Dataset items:
•••••

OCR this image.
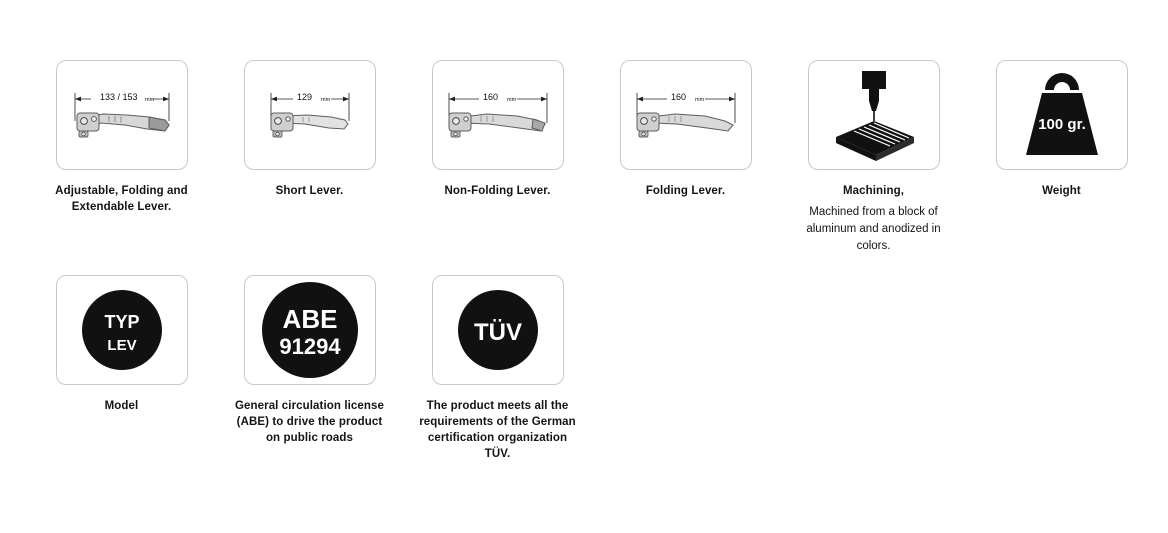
133 / 153 mm
Adjustable, Folding and Extendable Lever.
129 mm
Short Lever.
160 mm
Non-Folding Lever.
160 mm
Folding Lever.	Machining,
Machined from a block of aluminum and anodized in colors.
100 gr.
Weight
TYP
LEV
Model
ABE
91294
General circulation license (ABE) to drive the product on public roads
TÜV
The product meets all the requirements of the German certification organization TÜV.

•••••

*CHALLENGE:* Without the pictures, restate all of the entries above verbatim.

*EXPECTED ANSWER:*
OCR this image.
133 / 153 mm
Adjustable, Folding and Extendable Lever.
129 mm
Short Lever.
160 mm
Non-Folding Lever.
160 mm
Folding Lever.	Machining,
Machined from a block of aluminum and anodized in colors.
100 gr.
Weight
TYP
LEV
Model
ABE
91294
General circulation license (ABE) to drive the product on public roads
TÜV
The product meets all the requirements of the German certification organization TÜV.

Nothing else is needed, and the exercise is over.